» WHAT IS BEING ASKED
Copy each line exactly. Leave nothing out.

» ITEMS
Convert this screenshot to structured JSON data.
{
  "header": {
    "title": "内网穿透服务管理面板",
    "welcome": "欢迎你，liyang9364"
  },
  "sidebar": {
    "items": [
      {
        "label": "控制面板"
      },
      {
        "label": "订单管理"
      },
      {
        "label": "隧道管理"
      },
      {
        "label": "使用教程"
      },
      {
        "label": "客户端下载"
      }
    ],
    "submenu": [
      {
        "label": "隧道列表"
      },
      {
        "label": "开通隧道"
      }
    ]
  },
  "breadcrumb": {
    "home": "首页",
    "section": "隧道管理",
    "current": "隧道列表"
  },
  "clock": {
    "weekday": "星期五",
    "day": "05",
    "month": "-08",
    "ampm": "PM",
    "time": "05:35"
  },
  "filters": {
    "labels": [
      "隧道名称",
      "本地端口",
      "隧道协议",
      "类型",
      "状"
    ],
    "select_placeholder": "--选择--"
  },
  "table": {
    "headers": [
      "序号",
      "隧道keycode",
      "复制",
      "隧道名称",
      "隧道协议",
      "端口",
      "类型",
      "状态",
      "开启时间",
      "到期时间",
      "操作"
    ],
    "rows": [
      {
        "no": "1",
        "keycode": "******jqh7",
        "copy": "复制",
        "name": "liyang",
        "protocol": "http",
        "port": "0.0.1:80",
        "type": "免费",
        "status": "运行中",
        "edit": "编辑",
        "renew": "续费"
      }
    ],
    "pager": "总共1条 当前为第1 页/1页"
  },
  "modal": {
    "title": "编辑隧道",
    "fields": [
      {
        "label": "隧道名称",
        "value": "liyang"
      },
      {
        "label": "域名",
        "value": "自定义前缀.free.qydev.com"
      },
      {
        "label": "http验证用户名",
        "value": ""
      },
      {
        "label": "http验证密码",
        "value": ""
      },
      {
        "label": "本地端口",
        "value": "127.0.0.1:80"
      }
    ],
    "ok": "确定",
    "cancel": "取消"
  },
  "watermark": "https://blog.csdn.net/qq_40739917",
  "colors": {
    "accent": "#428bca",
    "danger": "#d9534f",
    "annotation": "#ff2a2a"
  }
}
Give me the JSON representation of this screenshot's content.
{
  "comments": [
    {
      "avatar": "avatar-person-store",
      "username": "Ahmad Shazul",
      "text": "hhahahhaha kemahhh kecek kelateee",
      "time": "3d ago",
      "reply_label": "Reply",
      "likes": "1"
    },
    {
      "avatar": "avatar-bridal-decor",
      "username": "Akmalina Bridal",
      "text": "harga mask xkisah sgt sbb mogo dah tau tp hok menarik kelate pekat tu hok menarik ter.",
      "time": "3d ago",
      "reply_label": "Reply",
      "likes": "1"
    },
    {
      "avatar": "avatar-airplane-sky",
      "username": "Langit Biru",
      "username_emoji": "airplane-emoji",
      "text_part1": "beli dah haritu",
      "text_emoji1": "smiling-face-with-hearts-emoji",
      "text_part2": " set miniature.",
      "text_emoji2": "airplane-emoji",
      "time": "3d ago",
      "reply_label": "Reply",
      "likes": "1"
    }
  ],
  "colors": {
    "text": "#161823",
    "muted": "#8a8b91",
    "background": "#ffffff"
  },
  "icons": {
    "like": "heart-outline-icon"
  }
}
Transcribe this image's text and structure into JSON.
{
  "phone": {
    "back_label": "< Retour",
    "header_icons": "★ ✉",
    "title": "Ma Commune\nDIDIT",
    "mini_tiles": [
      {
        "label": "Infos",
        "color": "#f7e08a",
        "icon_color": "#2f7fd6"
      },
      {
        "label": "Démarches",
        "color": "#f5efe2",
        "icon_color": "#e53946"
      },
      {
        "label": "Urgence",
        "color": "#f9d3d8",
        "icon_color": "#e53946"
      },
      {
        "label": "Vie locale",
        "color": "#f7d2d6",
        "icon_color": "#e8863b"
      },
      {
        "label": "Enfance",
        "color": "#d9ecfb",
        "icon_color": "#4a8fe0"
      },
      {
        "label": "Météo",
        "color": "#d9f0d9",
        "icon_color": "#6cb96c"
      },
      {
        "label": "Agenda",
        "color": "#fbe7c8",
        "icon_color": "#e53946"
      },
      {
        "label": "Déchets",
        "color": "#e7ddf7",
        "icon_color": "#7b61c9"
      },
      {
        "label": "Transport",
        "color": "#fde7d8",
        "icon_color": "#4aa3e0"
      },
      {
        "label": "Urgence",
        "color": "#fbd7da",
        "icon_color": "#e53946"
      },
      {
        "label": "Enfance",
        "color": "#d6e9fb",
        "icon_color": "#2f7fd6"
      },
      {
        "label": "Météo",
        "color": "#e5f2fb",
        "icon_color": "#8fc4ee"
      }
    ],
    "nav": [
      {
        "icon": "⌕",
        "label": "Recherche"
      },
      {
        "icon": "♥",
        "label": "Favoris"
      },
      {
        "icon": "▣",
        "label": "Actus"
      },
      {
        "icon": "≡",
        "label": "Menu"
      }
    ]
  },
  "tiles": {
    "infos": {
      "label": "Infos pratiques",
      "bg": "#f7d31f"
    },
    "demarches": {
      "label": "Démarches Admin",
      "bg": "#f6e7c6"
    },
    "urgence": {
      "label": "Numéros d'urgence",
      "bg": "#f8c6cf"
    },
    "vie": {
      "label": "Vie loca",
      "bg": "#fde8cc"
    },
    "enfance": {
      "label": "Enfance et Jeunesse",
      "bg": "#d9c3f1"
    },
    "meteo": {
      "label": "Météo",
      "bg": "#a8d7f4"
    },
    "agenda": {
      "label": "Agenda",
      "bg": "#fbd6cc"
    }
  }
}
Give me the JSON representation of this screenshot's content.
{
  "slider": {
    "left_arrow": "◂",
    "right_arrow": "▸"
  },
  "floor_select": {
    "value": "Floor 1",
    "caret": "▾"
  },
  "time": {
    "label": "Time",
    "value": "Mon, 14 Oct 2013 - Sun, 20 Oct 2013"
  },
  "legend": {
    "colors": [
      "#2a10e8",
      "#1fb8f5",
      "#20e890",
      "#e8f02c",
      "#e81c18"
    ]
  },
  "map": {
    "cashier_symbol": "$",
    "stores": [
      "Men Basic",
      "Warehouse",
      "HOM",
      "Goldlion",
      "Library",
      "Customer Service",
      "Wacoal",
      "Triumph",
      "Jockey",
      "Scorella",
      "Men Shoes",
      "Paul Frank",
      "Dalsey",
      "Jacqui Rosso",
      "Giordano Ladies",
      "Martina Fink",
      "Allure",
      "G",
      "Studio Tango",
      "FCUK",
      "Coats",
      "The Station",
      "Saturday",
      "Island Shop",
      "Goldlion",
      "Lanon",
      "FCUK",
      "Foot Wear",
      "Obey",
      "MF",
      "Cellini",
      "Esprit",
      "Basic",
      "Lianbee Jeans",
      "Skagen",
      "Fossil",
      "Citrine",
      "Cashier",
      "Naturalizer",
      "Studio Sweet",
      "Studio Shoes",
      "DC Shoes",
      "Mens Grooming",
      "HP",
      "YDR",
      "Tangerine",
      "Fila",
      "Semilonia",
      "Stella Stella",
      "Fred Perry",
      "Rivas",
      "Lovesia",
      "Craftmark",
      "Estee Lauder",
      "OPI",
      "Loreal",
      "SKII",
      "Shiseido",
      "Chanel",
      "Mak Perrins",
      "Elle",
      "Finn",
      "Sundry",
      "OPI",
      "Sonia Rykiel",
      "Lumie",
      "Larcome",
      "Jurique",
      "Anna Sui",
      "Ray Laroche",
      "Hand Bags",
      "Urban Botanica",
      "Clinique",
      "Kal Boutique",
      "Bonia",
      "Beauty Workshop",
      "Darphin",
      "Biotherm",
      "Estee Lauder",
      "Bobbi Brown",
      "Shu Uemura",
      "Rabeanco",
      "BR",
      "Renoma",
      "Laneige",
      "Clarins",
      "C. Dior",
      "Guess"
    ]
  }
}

» RESULT
Convert this screenshot to structured JSON data.
{
  "header": {
    "title": "内网穿透服务管理面板",
    "welcome": "欢迎你，liyang9364"
  },
  "sidebar": {
    "items": [
      {
        "label": "控制面板"
      },
      {
        "label": "订单管理"
      },
      {
        "label": "隧道管理"
      },
      {
        "label": "使用教程"
      },
      {
        "label": "客户端下载"
      }
    ],
    "submenu": [
      {
        "label": "隧道列表"
      },
      {
        "label": "开通隧道"
      }
    ]
  },
  "breadcrumb": {
    "home": "首页",
    "section": "隧道管理",
    "current": "隧道列表"
  },
  "clock": {
    "weekday": "星期五",
    "day": "05",
    "month": "-08",
    "ampm": "PM",
    "time": "05:35"
  },
  "filters": {
    "labels": [
      "隧道名称",
      "本地端口",
      "隧道协议",
      "类型",
      "状"
    ],
    "select_placeholder": "--选择--"
  },
  "table": {
    "headers": [
      "序号",
      "隧道keycode",
      "复制",
      "隧道名称",
      "隧道协议",
      "端口",
      "类型",
      "状态",
      "开启时间",
      "到期时间",
      "操作"
    ],
    "rows": [
      {
        "no": "1",
        "keycode": "******jqh7",
        "copy": "复制",
        "name": "liyang",
        "protocol": "http",
        "port": "0.0.1:80",
        "type": "免费",
        "status": "运行中",
        "edit": "编辑",
        "renew": "续费"
      }
    ],
    "pager": "总共1条 当前为第1 页/1页"
  },
  "modal": {
    "title": "编辑隧道",
    "fields": [
      {
        "label": "隧道名称",
        "value": "liyang"
      },
      {
        "label": "域名",
        "value": "自定义前缀.free.qydev.com"
      },
      {
        "label": "http验证用户名",
        "value": ""
      },
      {
        "label": "http验证密码",
        "value": ""
      },
      {
        "label": "本地端口",
        "value": "127.0.0.1:80"
      }
    ],
    "ok": "确定",
    "cancel": "取消"
  },
  "watermark": "https://blog.csdn.net/qq_40739917",
  "colors": {
    "accent": "#428bca",
    "danger": "#d9534f",
    "annotation": "#ff2a2a"
  }
}
Give me the JSON representation of this screenshot's content.
{
  "comments": [
    {
      "avatar": "avatar-person-store",
      "username": "Ahmad Shazul",
      "text": "hhahahhaha kemahhh kecek kelateee",
      "time": "3d ago",
      "reply_label": "Reply",
      "likes": "1"
    },
    {
      "avatar": "avatar-bridal-decor",
      "username": "Akmalina Bridal",
      "text": "harga mask xkisah sgt sbb mogo dah tau tp hok menarik kelate pekat tu hok menarik ter.",
      "time": "3d ago",
      "reply_label": "Reply",
      "likes": "1"
    },
    {
      "avatar": "avatar-airplane-sky",
      "username": "Langit Biru",
      "username_emoji": "airplane-emoji",
      "text_part1": "beli dah haritu",
      "text_emoji1": "smiling-face-with-hearts-emoji",
      "text_part2": " set miniature.",
      "text_emoji2": "airplane-emoji",
      "time": "3d ago",
      "reply_label": "Reply",
      "likes": "1"
    }
  ],
  "colors": {
    "text": "#161823",
    "muted": "#8a8b91",
    "background": "#ffffff"
  },
  "icons": {
    "like": "heart-outline-icon"
  }
}
Transcribe this image's text and structure into JSON.
{
  "phone": {
    "back_label": "< Retour",
    "header_icons": "★ ✉",
    "title": "Ma Commune\nDIDIT",
    "mini_tiles": [
      {
        "label": "Infos",
        "color": "#f7e08a",
        "icon_color": "#2f7fd6"
      },
      {
        "label": "Démarches",
        "color": "#f5efe2",
        "icon_color": "#e53946"
      },
      {
        "label": "Urgence",
        "color": "#f9d3d8",
        "icon_color": "#e53946"
      },
      {
        "label": "Vie locale",
        "color": "#f7d2d6",
        "icon_color": "#e8863b"
      },
      {
        "label": "Enfance",
        "color": "#d9ecfb",
        "icon_color": "#4a8fe0"
      },
      {
        "label": "Météo",
        "color": "#d9f0d9",
        "icon_color": "#6cb96c"
      },
      {
        "label": "Agenda",
        "color": "#fbe7c8",
        "icon_color": "#e53946"
      },
      {
        "label": "Déchets",
        "color": "#e7ddf7",
        "icon_color": "#7b61c9"
      },
      {
        "label": "Transport",
        "color": "#fde7d8",
        "icon_color": "#4aa3e0"
      },
      {
        "label": "Urgence",
        "color": "#fbd7da",
        "icon_color": "#e53946"
      },
      {
        "label": "Enfance",
        "color": "#d6e9fb",
        "icon_color": "#2f7fd6"
      },
      {
        "label": "Météo",
        "color": "#e5f2fb",
        "icon_color": "#8fc4ee"
      }
    ],
    "nav": [
      {
        "icon": "⌕",
        "label": "Recherche"
      },
      {
        "icon": "♥",
        "label": "Favoris"
      },
      {
        "icon": "▣",
        "label": "Actus"
      },
      {
        "icon": "≡",
        "label": "Menu"
      }
    ]
  },
  "tiles": {
    "infos": {
      "label": "Infos pratiques",
      "bg": "#f7d31f"
    },
    "demarches": {
      "label": "Démarches Admin",
      "bg": "#f6e7c6"
    },
    "urgence": {
      "label": "Numéros d'urgence",
      "bg": "#f8c6cf"
    },
    "vie": {
      "label": "Vie loca",
      "bg": "#fde8cc"
    },
    "enfance": {
      "label": "Enfance et Jeunesse",
      "bg": "#d9c3f1"
    },
    "meteo": {
      "label": "Météo",
      "bg": "#a8d7f4"
    },
    "agenda": {
      "label": "Agenda",
      "bg": "#fbd6cc"
    }
  }
}
Give me the JSON representation of this screenshot's content.
{
  "slider": {
    "left_arrow": "◂",
    "right_arrow": "▸"
  },
  "floor_select": {
    "value": "Floor 1",
    "caret": "▾"
  },
  "time": {
    "label": "Time",
    "value": "Mon, 14 Oct 2013 - Sun, 20 Oct 2013"
  },
  "legend": {
    "colors": [
      "#2a10e8",
      "#1fb8f5",
      "#20e890",
      "#e8f02c",
      "#e81c18"
    ]
  },
  "map": {
    "cashier_symbol": "$",
    "stores": [
      "Men Basic",
      "Warehouse",
      "HOM",
      "Goldlion",
      "Library",
      "Customer Service",
      "Wacoal",
      "Triumph",
      "Jockey",
      "Scorella",
      "Men Shoes",
      "Paul Frank",
      "Dalsey",
      "Jacqui Rosso",
      "Giordano Ladies",
      "Martina Fink",
      "Allure",
      "G",
      "Studio Tango",
      "FCUK",
      "Coats",
      "The Station",
      "Saturday",
      "Island Shop",
      "Goldlion",
      "Lanon",
      "FCUK",
      "Foot Wear",
      "Obey",
      "MF",
      "Cellini",
      "Esprit",
      "Basic",
      "Lianbee Jeans",
      "Skagen",
      "Fossil",
      "Citrine",
      "Cashier",
      "Naturalizer",
      "Studio Sweet",
      "Studio Shoes",
      "DC Shoes",
      "Mens Grooming",
      "HP",
      "YDR",
      "Tangerine",
      "Fila",
      "Semilonia",
      "Stella Stella",
      "Fred Perry",
      "Rivas",
      "Lovesia",
      "Craftmark",
      "Estee Lauder",
      "OPI",
      "Loreal",
      "SKII",
      "Shiseido",
      "Chanel",
      "Mak Perrins",
      "Elle",
      "Finn",
      "Sundry",
      "OPI",
      "Sonia Rykiel",
      "Lumie",
      "Larcome",
      "Jurique",
      "Anna Sui",
      "Ray Laroche",
      "Hand Bags",
      "Urban Botanica",
      "Clinique",
      "Kal Boutique",
      "Bonia",
      "Beauty Workshop",
      "Darphin",
      "Biotherm",
      "Estee Lauder",
      "Bobbi Brown",
      "Shu Uemura",
      "Rabeanco",
      "BR",
      "Renoma",
      "Laneige",
      "Clarins",
      "C. Dior",
      "Guess"
    ]
  }
}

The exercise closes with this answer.